Write out, please, the line containing "OCR this image." together with all lines after it, up to and including the last one, with no other output.

::: SUPPLIED ENTRIES

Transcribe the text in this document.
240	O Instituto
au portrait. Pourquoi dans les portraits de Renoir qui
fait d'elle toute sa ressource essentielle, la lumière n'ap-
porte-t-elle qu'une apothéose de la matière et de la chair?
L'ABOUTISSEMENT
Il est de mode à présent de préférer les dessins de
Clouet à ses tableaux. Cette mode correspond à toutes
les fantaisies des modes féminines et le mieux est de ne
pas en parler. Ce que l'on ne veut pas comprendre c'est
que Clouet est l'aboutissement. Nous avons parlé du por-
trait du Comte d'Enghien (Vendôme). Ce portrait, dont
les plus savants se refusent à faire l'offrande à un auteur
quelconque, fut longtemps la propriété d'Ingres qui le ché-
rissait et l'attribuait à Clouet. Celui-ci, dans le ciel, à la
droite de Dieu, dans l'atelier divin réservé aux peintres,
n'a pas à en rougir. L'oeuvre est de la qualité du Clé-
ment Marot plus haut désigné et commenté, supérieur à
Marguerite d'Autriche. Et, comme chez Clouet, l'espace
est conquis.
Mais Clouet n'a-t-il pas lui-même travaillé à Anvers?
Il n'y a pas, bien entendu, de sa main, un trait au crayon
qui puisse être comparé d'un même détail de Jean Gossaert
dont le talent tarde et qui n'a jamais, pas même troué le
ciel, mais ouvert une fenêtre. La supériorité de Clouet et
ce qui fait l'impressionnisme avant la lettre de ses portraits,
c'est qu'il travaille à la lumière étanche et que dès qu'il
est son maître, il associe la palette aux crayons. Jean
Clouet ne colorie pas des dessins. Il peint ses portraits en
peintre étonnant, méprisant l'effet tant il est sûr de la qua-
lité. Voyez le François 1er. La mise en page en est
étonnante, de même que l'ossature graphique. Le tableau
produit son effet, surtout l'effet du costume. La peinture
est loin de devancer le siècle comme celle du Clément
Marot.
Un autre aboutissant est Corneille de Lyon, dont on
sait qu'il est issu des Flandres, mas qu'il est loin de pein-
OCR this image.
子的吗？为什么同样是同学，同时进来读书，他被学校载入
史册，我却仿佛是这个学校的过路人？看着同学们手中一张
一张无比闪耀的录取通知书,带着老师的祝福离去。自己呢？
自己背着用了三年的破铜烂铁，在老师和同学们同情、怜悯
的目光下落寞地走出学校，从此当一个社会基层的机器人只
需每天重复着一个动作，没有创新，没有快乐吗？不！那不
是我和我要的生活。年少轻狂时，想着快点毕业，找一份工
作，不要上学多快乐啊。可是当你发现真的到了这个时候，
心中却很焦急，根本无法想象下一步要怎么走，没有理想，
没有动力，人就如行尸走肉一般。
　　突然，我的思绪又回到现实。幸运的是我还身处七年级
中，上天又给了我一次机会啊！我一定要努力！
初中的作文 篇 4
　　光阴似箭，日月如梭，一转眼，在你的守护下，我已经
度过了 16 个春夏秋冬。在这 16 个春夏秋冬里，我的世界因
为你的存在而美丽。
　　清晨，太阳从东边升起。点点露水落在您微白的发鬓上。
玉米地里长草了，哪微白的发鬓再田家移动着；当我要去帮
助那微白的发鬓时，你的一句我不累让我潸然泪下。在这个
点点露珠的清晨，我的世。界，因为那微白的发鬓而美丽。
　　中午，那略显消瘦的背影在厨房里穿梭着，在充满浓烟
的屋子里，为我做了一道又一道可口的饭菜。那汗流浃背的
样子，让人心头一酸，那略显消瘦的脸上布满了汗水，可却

::::::

__ANSWER IN FULL__:
OCR this image.
子的吗？为什么同样是同学，同时进来读书，他被学校载入
史册，我却仿佛是这个学校的过路人？看着同学们手中一张
一张无比闪耀的录取通知书,带着老师的祝福离去。自己呢？
自己背着用了三年的破铜烂铁，在老师和同学们同情、怜悯
的目光下落寞地走出学校，从此当一个社会基层的机器人只
需每天重复着一个动作，没有创新，没有快乐吗？不！那不
是我和我要的生活。年少轻狂时，想着快点毕业，找一份工
作，不要上学多快乐啊。可是当你发现真的到了这个时候，
心中却很焦急，根本无法想象下一步要怎么走，没有理想，
没有动力，人就如行尸走肉一般。
　　突然，我的思绪又回到现实。幸运的是我还身处七年级
中，上天又给了我一次机会啊！我一定要努力！
初中的作文 篇 4
　　光阴似箭，日月如梭，一转眼，在你的守护下，我已经
度过了 16 个春夏秋冬。在这 16 个春夏秋冬里，我的世界因
为你的存在而美丽。
　　清晨，太阳从东边升起。点点露水落在您微白的发鬓上。
玉米地里长草了，哪微白的发鬓再田家移动着；当我要去帮
助那微白的发鬓时，你的一句我不累让我潸然泪下。在这个
点点露珠的清晨，我的世。界，因为那微白的发鬓而美丽。
　　中午，那略显消瘦的背影在厨房里穿梭着，在充满浓烟
的屋子里，为我做了一道又一道可口的饭菜。那汗流浃背的
样子，让人心头一酸，那略显消瘦的脸上布满了汗水，可却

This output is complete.